Check that the ChangeLogs are present and that they accurately correspond to the attached patch.
- Ensure that any newly added files contain the correct copyright headers.
- Verify that the Bugzilla PR is linked correctly and read the PR to understand the full audit trail of the problem.
2. Testing Review
Reviewing testing procedures is often an accessible starting point:
Statement on testing: The submitter should explicitly state how the patch was tested in the cover letter. If they do not, you can simply ask them to provide this testing information.
Coverage: New features and optimizations should always add tests to the testsuite/. If new command-line options are introduced, check if there is coverage for the different argument values.
Test frameworks: Consider if the testing would be better suited for the self-test framework rather than DejaGnu, especially for touching internal data structures.
DejaGnu directives: Check if DejaGnu directives are correct, as newcomers often struggle to get these right.

# # #

Exercise instructions>
Retype the passage from the patch review guidelines, starting with "2. Testing Review" and going on through "get these right.", keeping every word unchanged.

Supplied data>
# # #

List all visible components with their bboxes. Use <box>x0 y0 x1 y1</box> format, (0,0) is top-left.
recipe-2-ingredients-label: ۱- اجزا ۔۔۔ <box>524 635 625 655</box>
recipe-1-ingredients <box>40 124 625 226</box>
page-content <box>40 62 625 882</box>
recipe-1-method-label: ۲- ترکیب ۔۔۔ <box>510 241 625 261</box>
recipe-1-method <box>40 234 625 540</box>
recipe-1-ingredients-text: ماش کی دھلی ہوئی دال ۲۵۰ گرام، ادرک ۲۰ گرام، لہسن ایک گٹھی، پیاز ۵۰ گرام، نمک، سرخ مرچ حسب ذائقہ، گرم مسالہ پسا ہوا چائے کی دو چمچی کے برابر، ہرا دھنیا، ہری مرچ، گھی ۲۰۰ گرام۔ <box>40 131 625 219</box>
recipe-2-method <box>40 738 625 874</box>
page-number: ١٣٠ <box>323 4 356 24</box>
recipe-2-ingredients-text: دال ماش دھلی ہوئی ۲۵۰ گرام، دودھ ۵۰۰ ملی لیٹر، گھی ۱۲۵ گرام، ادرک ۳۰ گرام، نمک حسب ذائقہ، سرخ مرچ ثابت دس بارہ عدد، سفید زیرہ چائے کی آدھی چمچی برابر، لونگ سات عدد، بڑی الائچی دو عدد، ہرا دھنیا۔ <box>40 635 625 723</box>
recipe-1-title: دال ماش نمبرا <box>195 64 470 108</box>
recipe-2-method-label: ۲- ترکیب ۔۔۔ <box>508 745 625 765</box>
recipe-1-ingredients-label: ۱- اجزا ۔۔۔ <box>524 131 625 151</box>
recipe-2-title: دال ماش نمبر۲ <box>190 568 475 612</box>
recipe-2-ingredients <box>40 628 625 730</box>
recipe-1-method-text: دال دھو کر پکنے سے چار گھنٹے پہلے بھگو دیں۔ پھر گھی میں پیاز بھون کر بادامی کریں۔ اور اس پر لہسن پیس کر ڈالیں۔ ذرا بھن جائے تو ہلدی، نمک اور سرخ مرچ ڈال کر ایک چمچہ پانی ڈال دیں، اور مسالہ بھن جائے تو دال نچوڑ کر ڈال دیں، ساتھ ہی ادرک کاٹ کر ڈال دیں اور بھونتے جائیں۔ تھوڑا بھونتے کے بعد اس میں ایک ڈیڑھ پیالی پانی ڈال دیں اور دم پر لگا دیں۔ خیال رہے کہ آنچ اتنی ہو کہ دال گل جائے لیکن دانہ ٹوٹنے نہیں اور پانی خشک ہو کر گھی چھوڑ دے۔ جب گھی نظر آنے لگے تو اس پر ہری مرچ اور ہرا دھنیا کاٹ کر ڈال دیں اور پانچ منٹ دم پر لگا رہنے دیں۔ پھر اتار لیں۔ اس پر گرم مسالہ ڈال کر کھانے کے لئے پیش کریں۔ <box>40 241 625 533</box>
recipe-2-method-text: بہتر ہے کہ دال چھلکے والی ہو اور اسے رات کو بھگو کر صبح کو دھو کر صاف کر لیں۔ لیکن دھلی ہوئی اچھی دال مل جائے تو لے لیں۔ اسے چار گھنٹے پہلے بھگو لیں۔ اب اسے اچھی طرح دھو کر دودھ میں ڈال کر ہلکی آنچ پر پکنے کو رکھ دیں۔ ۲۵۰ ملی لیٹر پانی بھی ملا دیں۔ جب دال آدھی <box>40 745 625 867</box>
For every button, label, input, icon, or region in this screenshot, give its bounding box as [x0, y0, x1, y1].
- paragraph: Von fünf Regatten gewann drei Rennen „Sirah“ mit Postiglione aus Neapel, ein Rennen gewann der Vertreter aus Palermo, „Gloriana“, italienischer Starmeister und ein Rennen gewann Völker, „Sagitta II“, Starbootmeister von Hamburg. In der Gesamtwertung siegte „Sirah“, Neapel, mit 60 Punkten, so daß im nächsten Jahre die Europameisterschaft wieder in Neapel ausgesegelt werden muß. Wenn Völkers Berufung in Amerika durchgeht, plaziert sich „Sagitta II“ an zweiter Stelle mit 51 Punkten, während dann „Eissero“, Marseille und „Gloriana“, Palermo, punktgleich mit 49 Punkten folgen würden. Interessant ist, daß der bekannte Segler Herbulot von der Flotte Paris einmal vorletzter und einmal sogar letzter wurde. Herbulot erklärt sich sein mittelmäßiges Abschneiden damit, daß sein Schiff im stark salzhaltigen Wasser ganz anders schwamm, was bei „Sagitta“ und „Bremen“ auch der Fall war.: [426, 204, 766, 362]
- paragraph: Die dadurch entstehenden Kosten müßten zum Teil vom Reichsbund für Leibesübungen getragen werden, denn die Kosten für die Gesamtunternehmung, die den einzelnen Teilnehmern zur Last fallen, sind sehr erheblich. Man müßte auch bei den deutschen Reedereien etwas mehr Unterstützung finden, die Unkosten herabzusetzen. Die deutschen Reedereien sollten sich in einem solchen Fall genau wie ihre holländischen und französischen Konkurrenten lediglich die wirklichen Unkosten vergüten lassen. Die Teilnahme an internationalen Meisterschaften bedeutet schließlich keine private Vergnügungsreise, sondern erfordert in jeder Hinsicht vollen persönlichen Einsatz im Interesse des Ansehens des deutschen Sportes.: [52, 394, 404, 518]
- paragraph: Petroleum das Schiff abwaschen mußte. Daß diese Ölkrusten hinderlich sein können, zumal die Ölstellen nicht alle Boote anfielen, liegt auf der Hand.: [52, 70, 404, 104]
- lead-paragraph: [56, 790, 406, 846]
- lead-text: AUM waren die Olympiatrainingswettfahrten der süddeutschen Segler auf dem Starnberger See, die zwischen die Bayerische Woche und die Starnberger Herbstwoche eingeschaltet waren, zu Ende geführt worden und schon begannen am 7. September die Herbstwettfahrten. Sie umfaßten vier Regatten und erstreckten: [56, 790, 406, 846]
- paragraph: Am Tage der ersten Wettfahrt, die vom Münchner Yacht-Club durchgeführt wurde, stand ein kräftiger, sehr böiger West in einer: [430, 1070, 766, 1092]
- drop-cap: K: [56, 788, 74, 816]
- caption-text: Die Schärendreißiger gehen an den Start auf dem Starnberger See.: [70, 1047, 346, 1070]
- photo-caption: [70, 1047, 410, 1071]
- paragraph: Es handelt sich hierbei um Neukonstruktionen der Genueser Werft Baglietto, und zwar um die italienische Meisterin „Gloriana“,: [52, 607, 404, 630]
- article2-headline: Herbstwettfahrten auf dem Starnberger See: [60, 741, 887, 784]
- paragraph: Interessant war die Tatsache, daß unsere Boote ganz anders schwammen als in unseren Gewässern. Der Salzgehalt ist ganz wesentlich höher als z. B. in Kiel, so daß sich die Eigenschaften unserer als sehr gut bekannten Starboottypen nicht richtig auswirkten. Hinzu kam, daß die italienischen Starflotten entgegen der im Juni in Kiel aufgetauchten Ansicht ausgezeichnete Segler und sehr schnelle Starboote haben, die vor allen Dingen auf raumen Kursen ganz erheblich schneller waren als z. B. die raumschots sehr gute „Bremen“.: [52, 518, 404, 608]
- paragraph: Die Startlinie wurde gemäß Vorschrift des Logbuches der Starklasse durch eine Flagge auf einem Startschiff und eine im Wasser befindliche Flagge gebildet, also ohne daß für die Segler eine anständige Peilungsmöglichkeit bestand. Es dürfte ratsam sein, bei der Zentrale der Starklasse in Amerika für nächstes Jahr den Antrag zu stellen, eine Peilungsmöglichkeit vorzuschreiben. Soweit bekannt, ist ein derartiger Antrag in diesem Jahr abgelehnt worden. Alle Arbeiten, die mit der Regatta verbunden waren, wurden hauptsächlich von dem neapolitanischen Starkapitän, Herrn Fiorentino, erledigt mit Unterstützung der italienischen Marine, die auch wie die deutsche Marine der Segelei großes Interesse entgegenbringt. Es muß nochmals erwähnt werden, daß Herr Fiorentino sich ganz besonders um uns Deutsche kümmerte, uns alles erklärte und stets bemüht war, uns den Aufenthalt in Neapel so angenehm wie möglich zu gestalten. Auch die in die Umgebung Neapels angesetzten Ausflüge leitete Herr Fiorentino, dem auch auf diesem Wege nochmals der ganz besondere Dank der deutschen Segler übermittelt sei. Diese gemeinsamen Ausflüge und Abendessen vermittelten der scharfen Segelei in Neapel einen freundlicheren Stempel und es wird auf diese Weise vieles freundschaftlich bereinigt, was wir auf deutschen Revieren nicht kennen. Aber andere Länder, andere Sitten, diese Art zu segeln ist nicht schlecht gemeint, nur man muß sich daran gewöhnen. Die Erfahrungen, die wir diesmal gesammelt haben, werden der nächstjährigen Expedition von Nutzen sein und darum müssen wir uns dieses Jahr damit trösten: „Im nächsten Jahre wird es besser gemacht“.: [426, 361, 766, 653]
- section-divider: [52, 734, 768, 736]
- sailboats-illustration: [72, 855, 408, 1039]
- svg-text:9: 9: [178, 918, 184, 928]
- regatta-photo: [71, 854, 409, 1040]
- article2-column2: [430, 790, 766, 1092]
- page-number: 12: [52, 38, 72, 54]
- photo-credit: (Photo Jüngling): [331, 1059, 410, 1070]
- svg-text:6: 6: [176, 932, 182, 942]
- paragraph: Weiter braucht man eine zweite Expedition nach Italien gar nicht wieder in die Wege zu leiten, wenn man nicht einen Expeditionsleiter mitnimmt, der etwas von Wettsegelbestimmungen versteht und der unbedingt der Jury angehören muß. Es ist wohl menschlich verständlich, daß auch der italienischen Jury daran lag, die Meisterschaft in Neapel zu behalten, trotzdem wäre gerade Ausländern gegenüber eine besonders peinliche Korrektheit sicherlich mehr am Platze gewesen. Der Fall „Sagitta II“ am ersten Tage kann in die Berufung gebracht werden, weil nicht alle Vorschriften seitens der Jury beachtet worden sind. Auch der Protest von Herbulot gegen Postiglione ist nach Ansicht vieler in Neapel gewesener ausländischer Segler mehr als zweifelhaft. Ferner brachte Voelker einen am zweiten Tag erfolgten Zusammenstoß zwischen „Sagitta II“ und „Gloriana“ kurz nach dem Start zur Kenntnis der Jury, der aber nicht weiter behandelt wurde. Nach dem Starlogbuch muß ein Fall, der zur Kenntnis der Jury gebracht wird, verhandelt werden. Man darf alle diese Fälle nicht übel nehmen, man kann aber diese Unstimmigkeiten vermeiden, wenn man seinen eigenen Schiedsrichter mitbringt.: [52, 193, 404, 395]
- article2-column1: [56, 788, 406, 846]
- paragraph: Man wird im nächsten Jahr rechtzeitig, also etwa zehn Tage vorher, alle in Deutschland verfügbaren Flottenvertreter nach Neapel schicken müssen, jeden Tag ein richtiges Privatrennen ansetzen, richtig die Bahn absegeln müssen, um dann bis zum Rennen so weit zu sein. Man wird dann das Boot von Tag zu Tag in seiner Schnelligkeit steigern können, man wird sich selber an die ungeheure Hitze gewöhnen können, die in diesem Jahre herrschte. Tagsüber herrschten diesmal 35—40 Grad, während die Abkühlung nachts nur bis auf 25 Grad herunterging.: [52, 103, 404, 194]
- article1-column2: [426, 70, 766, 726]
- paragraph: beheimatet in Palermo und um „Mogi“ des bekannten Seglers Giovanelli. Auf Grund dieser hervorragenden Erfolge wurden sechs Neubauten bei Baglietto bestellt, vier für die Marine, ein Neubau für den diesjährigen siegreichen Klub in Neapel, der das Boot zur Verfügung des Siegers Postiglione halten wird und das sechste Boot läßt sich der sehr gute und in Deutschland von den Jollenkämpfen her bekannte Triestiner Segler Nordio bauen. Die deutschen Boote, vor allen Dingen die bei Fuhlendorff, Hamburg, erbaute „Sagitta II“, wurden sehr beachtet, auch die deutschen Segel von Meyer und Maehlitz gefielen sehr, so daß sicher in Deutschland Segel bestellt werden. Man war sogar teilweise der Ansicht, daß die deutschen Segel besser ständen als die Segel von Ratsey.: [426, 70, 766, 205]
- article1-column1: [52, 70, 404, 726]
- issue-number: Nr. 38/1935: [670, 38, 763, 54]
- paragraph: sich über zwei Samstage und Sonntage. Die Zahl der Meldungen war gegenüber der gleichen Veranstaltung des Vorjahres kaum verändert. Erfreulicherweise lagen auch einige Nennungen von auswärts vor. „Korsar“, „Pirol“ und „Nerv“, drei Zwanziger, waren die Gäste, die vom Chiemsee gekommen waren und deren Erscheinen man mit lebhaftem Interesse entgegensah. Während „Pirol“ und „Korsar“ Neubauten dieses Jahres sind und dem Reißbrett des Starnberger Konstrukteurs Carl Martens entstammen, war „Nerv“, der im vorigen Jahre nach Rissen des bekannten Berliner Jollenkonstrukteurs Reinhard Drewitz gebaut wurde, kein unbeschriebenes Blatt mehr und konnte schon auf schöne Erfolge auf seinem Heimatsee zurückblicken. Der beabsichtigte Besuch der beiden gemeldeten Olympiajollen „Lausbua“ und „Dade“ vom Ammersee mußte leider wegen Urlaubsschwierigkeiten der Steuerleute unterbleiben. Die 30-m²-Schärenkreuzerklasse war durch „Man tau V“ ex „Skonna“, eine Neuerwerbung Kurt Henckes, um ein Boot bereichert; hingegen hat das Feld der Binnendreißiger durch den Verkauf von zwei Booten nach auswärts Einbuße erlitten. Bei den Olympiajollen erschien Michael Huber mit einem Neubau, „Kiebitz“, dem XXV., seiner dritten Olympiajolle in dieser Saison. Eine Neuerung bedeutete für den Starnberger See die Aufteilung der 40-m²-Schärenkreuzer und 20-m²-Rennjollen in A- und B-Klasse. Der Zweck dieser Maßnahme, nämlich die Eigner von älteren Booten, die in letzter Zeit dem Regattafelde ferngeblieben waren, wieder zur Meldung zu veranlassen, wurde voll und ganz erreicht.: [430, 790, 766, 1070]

# # #

Answer to the exercise>
2. Testing Review
Reviewing testing procedures is often an accessible starting point:
Statement on testing: The submitter should explicitly state how the patch was tested in the cover letter. If they do not, you can simply ask them to provide this testing information.
Coverage: New features and optimizations should always add tests to the testsuite/. If new command-line options are introduced, check if there is coverage for the different argument values.
Test frameworks: Consider if the testing would be better suited for the self-test framework rather than DejaGnu, especially for touching internal data structures.
DejaGnu directives: Check if DejaGnu directives are correct, as newcomers often struggle to get these right.